» **Auszug**:
------

Hochfest „Peter und Paul“: Warum ein Feiertag für beide Apostel?

Während auch an der Bronzestatue des Heiligen Petrus im Petersdom die Entwicklungen der letzten Monate nicht spurlos vorüber gegangen sind, wie das Foto eindrucksvoll zeigt, sieht der liturgische Kalender für heute das „Hochfest der Apostelfürsten Petrus und Paulus“ vor. In Rom ist dieser Tag stets ein wichtiger Termin mit der Feier großer Gottesdienste und einer (auch theologischen) Bekräftigung des Petrusamtes. Wie kommt es aber dazu, dass die beiden Märtyrer gemeinsam an einem Tag verehrt werden? Zur Beantwortung folgt Matthias Kopp hierzu archäologischen und theologischen Spuren.

Peter und Paul
Von frühen Begräbnissen und umgebetteten Märtyrern

Paulusstatue © AngMoKio, CC BY-SA

Schauen wir zunächst auf die Begräbnistradition in jene Zeit von Petrus und Paulus. Im Sommer des Jahres 64 n. Chr. – in Zeiten des Kaisers Nero – wurde Rom durch einen verheerenden Brand heimgesucht. Ob er zufällig ausbrach, von Neros Soldaten gelegt oder von fanatischen Christen initiiert wurde, lässt sich nicht sagen. Die Christen wurden jedenfalls für den Brand verantwortlich gemacht, wie der antike Historiker Publius Cornelius Tacitus schreibt: „Um also dieses Gerede aus der Welt zu schaffen, schob Nero die Schuld auf andere und bestrafte sie mit ausgeklügelten Martern. Es handelte sich um die wegen ihrer Untaten verhassten Leute, die das Volk Christen zu nennen pflegte (vulgus Christianos appellabat)“. Mit dieser ersten Welle einer Christenverfolgung drohte nahezu die Zerstörung der (juden-)christlichen Gemeinde Roms. Eusebius von Caesarea, Theologe und Historiker und Zeitgenosse Kaiser Konstantins, datiert in seiner Kirchengeschichte in der ersten Hälfte des 4. Jahrhunderts den Pogrom und das Martyrium der Apostel in das Jahr 67 n. Chr.

------

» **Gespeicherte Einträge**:
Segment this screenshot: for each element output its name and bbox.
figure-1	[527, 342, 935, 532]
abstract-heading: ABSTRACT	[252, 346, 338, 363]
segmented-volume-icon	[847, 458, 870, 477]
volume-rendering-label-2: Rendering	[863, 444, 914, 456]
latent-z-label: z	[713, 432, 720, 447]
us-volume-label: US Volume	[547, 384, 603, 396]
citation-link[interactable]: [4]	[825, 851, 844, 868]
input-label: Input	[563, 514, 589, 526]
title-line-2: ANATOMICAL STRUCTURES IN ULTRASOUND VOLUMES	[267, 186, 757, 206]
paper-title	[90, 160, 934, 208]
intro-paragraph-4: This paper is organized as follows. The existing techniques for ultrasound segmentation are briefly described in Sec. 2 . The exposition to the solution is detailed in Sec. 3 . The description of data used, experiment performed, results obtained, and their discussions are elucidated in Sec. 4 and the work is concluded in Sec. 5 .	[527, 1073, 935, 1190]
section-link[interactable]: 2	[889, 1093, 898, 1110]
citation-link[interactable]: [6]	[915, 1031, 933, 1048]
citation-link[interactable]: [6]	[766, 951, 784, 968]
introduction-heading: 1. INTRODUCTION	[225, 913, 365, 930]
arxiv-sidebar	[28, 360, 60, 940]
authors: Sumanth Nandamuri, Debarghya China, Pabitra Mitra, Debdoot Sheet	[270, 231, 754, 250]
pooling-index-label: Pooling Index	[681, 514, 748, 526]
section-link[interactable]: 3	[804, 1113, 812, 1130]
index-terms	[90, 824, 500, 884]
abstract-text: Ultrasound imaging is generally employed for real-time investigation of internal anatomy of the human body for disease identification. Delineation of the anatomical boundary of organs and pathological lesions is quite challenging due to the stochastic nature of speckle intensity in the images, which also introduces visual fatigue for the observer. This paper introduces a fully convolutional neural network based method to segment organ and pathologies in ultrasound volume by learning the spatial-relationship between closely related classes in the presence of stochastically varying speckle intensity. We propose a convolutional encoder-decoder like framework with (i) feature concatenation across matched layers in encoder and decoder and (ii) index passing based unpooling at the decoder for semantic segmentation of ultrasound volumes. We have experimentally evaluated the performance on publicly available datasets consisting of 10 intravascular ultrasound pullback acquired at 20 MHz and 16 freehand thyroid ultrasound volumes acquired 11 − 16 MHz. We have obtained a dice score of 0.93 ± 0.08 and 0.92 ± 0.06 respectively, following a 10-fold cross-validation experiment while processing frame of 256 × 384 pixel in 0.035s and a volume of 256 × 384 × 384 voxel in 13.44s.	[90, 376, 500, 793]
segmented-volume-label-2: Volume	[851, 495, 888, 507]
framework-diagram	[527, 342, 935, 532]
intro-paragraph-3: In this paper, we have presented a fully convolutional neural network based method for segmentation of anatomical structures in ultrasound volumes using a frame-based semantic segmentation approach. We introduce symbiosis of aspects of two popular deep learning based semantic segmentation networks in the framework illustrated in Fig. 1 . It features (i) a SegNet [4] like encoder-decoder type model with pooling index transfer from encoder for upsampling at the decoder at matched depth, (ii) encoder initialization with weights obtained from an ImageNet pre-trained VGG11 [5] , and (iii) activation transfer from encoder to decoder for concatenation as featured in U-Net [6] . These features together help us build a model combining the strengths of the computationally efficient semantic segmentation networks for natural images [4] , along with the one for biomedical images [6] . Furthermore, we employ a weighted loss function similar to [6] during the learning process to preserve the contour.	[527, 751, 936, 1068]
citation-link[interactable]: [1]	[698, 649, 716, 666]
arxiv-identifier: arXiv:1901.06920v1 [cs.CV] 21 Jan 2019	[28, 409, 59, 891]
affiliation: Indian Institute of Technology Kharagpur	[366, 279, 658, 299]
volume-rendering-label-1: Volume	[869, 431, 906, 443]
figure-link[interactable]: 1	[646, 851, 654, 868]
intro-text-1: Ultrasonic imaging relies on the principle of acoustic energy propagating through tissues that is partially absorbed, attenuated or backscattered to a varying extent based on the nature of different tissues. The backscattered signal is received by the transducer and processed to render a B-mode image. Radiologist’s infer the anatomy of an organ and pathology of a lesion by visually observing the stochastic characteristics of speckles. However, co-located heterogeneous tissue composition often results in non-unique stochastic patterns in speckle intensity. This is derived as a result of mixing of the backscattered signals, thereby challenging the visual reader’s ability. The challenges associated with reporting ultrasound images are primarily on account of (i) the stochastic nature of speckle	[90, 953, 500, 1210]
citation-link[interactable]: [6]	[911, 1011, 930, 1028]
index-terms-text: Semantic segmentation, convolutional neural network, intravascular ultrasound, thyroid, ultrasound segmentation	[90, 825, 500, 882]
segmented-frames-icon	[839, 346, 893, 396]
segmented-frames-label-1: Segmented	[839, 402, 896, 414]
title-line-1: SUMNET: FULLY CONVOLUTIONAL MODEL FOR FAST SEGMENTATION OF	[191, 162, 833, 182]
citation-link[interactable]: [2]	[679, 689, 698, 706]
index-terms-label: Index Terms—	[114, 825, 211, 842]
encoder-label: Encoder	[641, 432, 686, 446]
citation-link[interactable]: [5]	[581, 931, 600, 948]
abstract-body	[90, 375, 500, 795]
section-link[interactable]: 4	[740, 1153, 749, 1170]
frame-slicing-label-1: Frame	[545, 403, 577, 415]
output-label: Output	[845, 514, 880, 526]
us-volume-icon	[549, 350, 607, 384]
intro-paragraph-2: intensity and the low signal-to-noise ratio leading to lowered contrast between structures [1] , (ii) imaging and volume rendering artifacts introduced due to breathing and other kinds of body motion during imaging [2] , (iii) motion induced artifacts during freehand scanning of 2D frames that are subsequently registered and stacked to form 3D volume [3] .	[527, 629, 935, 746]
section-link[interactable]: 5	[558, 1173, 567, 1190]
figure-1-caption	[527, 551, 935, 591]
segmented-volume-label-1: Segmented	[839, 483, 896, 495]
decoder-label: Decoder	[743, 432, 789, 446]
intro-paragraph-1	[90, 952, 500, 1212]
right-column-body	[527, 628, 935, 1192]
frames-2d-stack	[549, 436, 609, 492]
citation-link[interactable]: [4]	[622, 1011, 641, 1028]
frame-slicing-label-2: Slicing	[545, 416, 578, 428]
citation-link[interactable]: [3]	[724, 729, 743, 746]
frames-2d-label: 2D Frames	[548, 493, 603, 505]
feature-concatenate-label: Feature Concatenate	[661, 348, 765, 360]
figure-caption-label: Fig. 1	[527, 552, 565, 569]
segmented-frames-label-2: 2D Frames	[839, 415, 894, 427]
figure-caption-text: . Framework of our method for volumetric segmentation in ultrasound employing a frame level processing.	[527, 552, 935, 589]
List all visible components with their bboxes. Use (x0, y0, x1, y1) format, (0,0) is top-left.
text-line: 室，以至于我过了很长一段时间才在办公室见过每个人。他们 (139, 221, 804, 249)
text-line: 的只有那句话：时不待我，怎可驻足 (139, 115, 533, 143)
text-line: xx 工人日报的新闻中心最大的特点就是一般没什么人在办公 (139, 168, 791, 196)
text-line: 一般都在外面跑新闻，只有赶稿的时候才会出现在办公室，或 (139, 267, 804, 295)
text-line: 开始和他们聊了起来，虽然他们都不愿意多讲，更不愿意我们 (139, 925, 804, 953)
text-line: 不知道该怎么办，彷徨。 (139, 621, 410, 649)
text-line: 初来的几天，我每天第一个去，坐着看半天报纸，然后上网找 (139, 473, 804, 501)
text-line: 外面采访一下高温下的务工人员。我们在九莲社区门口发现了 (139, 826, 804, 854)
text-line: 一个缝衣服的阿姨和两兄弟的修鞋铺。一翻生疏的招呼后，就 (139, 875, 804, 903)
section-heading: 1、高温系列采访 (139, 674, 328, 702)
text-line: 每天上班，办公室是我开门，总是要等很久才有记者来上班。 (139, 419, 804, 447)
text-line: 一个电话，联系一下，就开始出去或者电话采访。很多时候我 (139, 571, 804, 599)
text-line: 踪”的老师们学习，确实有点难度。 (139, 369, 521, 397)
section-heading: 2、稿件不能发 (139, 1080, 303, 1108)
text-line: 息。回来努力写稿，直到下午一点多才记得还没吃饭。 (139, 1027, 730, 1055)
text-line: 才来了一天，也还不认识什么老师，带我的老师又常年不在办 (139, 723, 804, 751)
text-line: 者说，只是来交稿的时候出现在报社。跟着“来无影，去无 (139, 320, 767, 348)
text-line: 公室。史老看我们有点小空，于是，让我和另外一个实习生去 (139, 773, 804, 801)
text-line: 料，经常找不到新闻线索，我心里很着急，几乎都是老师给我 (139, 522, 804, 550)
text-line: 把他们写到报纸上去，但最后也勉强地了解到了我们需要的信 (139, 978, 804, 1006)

------

» **Aufgaben**:
(a) In welches Jahr datiert Eusebius von Caesarea laut dem Auszug das Martyrium der Apostel?
(b) Ändere bitte im Auszug die Stelle, die bei „Während auch an“ beginnt und bei „und theologischen Spuren.“ endet: Ersetze „Gottesdienste“ durch „Messen“ und gib die Stelle wieder.
Die Einträge werden hier nicht benötigt.

» **Antworten**:
(a) In das Jahr 67 n. Chr.

(b)
Während auch an der Bronzestatue des Heiligen Petrus im Petersdom die Entwicklungen der letzten Monate nicht spurlos vorüber gegangen sind, wie das Foto eindrucksvoll zeigt, sieht der liturgische Kalender für heute das „Hochfest der Apostelfürsten Petrus und Paulus“ vor. In Rom ist dieser Tag stets ein wichtiger Termin mit der Feier großer Messen und einer (auch theologischen) Bekräftigung des Petrusamtes. Wie kommt es aber dazu, dass die beiden Märtyrer gemeinsam an einem Tag verehrt werden? Zur Beantwortung folgt Matthias Kopp hierzu archäologischen und theologischen Spuren.